▸ Source excerpt:
--- Start ---

This pattern proves valuable during high-traffic periods when one endpoint becomes overwhelmed while others remain available.

Fallback Strategies

Not all failures are equal. Sometimes you can degrade gracefully:

async getProductRecommendations(userId: string): Promise<Product[]> {
  try {
    return await this.recommendationBreaker.execute(
      () => this.mlService.getRecommendations(userId)
    );
  } catch (error) {
    if (error instanceof CircuitOpenError) {
      // Fallback to simple popularity-based recommendations
      return this.getPopularProducts();
    }
    throw error;
  }
}

Circuit Breaker Inheritance

For microservices calling other microservices, inherit circuit state:

// API Gateway
if (paymentServiceBreaker.state === CircuitState.OPEN) {
  // Don't even try to call order service which depends on payment
  return { error: 'Payment service unavailable', status: 503 };
}

Real-World Configuration Examples

Here’s what actually works in production for different service types:

// External API (payment providers, third-party services)

--- End ---

▸ Recorded information:

--- Start ---

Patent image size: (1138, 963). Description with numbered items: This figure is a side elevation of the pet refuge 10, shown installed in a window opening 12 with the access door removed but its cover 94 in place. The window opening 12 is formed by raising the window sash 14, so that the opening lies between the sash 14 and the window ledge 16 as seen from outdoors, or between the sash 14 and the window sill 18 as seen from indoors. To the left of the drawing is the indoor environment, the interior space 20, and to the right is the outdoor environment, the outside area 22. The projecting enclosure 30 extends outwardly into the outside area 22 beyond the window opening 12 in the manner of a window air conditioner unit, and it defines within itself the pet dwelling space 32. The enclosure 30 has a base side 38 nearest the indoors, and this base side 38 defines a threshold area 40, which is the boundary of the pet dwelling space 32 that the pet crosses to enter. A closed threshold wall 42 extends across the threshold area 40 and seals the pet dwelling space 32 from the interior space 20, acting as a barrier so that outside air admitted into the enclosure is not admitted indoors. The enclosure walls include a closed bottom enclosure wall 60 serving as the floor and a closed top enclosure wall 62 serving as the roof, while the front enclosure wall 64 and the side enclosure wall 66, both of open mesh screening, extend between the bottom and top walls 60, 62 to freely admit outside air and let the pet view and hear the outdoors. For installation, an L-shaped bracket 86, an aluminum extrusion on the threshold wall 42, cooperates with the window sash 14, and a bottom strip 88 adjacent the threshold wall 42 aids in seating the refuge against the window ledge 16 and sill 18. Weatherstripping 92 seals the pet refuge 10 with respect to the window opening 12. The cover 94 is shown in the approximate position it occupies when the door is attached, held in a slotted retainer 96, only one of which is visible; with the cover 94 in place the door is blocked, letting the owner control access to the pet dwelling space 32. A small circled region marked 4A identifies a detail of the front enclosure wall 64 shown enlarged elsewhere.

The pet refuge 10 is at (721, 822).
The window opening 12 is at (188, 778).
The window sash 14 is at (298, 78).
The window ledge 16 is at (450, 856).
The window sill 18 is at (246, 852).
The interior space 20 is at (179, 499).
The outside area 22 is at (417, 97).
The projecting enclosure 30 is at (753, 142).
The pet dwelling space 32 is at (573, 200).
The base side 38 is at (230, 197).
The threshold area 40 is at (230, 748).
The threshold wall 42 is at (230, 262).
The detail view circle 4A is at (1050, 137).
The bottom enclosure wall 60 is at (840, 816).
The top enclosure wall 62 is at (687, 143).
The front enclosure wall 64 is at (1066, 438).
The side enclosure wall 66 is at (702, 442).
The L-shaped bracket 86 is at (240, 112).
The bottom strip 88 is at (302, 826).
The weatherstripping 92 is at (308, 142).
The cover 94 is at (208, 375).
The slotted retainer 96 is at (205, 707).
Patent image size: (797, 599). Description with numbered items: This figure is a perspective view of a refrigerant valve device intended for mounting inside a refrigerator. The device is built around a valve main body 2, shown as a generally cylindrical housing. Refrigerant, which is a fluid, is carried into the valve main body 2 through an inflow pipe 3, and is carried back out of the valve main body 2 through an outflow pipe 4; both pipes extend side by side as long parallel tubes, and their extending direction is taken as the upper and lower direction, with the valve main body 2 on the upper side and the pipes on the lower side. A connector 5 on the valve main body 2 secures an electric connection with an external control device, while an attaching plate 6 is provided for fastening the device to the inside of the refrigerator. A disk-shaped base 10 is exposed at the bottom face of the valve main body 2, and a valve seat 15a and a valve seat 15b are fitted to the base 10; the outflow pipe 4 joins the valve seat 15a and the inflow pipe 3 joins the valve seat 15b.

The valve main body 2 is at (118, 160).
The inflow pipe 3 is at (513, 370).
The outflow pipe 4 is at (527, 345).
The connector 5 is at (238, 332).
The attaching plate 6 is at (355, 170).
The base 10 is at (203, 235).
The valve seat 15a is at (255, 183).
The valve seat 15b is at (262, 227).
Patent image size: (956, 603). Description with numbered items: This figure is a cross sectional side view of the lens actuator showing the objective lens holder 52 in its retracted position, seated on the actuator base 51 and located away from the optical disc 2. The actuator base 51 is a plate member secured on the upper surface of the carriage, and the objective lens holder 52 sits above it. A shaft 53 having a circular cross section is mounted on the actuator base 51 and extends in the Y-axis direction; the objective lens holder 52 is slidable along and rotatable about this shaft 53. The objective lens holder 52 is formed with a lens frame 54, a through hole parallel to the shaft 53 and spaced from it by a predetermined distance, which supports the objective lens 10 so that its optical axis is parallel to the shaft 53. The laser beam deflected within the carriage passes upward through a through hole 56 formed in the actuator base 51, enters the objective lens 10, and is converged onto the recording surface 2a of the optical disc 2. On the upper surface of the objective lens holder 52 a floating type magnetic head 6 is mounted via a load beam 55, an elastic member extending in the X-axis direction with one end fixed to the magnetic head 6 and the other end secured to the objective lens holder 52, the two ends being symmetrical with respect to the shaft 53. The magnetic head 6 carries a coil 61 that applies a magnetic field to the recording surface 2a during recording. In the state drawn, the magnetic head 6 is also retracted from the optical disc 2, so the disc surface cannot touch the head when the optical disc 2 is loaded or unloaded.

--- End ---

In the circuit breaker excerpt, what does the API Gateway return when the payment service breaker is in the OPEN state?

An object with the error "Payment service unavailable" and status 503.